* Excerpt:
Begin

Chaplain’s Corner: LXXI
“You Are Not Alone”
In the late 1960’s, Dr. James Reddick-a Seattle Dentist and experienced mountaineer-took his 12 year old daughter and 11 year old son on a hike up the steep slopes of Mt. Rainier, the volcanic peak that towers above the city.
It was Memorial Day weekend, a time late enough on the calendar for hikers not to be overly worried about winter storms. But the family mountaineering adventure became a nightmare. A sudden blinding snowstorm with hurricane force winds trapped Reddick and his children against the side of the mountain. Their visibility gone and their body temperatures dropping, Reddick began digging furiously with his aluminum mess kit, carving out a kind of cave in the snow.
He put David and Sharon into their sleeping bags and zipped them up, then he tried to figure out a way to seal up the entrance to the shelter.
As Tim Stafford tells the story, Reddick fixed a tarp by the opening. But the wind kept blowing it away.
Finally, Reddick lay down across the opening, using his own body weight to secure the tarp.
Forty-eight hours passed before rescuers saw the edge of a backpack protruding from the snow. Digging deep into the mound before them, they uncovered the two children warm and alive. But James Reddick didn’t make it. In the words of one of the rescuers, he had “taken the cold spot,” using his own body as one of the walls of the protective shelter.

End

* Short exercise 1: Render the collected data entry rows as a JSON list of strings, one string per line with blank lines left out, covering everything from the first row down to the line containing "ace-cris-point bbox=[130, 132, 145, 145]".

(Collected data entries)
Begin

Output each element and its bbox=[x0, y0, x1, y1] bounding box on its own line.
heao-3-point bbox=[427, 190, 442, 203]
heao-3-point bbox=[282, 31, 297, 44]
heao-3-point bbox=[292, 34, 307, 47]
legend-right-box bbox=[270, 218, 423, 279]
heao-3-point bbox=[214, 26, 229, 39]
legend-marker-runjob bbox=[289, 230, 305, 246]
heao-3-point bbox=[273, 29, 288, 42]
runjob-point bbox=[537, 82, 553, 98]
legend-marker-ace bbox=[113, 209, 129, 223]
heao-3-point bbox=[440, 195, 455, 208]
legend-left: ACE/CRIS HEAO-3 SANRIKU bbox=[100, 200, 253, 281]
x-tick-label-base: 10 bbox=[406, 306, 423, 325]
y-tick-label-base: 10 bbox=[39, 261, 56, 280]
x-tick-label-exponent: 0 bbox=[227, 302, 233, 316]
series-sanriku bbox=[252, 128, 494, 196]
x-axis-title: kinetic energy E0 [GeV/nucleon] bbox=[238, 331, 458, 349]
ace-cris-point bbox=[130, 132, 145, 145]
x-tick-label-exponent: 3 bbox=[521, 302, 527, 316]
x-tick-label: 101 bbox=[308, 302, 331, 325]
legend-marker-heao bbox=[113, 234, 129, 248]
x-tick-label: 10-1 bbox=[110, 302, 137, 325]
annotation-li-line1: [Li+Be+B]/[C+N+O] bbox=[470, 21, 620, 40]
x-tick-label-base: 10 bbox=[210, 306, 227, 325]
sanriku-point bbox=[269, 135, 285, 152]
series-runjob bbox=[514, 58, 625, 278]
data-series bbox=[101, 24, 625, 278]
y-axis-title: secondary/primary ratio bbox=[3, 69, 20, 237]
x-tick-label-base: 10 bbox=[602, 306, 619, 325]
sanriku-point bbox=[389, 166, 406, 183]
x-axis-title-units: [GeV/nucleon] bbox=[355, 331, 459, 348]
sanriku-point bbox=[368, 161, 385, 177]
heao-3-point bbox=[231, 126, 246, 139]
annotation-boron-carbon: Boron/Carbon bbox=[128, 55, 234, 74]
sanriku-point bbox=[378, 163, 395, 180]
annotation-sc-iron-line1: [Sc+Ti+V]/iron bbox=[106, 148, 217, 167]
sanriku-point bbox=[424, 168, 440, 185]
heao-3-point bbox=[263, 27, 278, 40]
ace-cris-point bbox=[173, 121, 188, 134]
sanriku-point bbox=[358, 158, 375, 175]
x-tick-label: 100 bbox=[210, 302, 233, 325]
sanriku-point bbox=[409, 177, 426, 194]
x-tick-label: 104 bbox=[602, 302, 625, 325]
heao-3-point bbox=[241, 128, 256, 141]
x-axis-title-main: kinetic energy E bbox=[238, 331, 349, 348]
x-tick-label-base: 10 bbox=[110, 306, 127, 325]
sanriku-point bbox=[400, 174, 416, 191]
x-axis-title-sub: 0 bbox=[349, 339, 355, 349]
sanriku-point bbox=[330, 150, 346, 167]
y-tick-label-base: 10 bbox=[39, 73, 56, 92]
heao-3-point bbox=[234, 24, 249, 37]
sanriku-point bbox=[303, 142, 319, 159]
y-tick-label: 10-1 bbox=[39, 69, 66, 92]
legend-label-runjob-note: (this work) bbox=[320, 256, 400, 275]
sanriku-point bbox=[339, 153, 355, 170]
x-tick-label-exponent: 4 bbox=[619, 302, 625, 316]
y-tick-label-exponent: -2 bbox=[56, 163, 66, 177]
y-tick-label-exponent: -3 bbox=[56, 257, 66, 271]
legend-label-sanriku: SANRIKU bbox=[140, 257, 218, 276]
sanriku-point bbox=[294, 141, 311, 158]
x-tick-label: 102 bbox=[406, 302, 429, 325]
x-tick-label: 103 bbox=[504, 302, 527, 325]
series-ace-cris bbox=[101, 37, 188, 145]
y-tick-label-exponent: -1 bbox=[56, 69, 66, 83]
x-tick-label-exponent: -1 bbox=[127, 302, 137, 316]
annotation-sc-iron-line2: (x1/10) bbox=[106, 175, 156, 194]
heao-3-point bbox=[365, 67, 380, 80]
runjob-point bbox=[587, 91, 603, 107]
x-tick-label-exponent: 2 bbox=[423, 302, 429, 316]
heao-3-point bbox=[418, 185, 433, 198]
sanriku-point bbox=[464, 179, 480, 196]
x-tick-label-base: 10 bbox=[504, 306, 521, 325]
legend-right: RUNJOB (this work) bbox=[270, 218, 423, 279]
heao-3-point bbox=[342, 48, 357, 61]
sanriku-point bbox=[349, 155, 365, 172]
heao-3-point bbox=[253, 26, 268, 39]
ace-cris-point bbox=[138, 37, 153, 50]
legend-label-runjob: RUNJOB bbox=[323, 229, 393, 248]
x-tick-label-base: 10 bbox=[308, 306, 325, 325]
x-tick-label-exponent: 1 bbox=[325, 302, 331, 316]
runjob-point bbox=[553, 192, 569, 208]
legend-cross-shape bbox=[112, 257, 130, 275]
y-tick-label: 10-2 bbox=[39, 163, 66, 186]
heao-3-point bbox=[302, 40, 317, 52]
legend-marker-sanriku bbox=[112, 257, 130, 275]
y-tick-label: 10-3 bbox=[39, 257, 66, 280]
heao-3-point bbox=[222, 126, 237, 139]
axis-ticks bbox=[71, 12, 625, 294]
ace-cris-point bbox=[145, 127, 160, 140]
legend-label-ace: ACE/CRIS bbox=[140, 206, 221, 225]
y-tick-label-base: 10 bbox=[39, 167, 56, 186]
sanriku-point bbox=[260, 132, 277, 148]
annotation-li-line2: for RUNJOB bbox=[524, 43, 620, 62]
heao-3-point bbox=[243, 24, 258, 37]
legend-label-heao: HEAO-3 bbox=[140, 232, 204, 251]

End

* Short exercise 2: Finish out the next part of the story about James Reddick on Mt. Rainier, picking up after its final sentence.

* Answer 1:
[
  "Output each element and its bbox=[x0, y0, x1, y1] bounding box on its own line.",
  "heao-3-point bbox=[427, 190, 442, 203]",
  "heao-3-point bbox=[282, 31, 297, 44]",
  "heao-3-point bbox=[292, 34, 307, 47]",
  "legend-right-box bbox=[270, 218, 423, 279]",
  "heao-3-point bbox=[214, 26, 229, 39]",
  "legend-marker-runjob bbox=[289, 230, 305, 246]",
  "heao-3-point bbox=[273, 29, 288, 42]",
  "runjob-point bbox=[537, 82, 553, 98]",
  "legend-marker-ace bbox=[113, 209, 129, 223]",
  "heao-3-point bbox=[440, 195, 455, 208]",
  "legend-left: ACE/CRIS HEAO-3 SANRIKU bbox=[100, 200, 253, 281]",
  "x-tick-label-base: 10 bbox=[406, 306, 423, 325]",
  "y-tick-label-base: 10 bbox=[39, 261, 56, 280]",
  "x-tick-label-exponent: 0 bbox=[227, 302, 233, 316]",
  "series-sanriku bbox=[252, 128, 494, 196]",
  "x-axis-title: kinetic energy E0 [GeV/nucleon] bbox=[238, 331, 458, 349]",
  "ace-cris-point bbox=[130, 132, 145, 145]"
]

* Answer 2:
One of Jesus’ more poignant self-descriptions is found in John 10:7: “I am the gate of the sheep.” To this day, when Palestinian shepherds have to spend the night out in the open with their sheep, they typically build a shelter called a sheepfold.
They leave a single opening on one side- the “gate”- and spend the night propped up or lying down in that narrow space. They deliberately place themselves between the flock and the dangers of the world beyond.
What are you facing today that feels threatening-what worry or fear or sorrow or uncertainty?
Here’s what we know for sure. You won’t be facing it alone. There is Someone who lies between you and the worst things you can imagine.
That’s why Jesus is called the Good Shepherd.
He takes the cold spot!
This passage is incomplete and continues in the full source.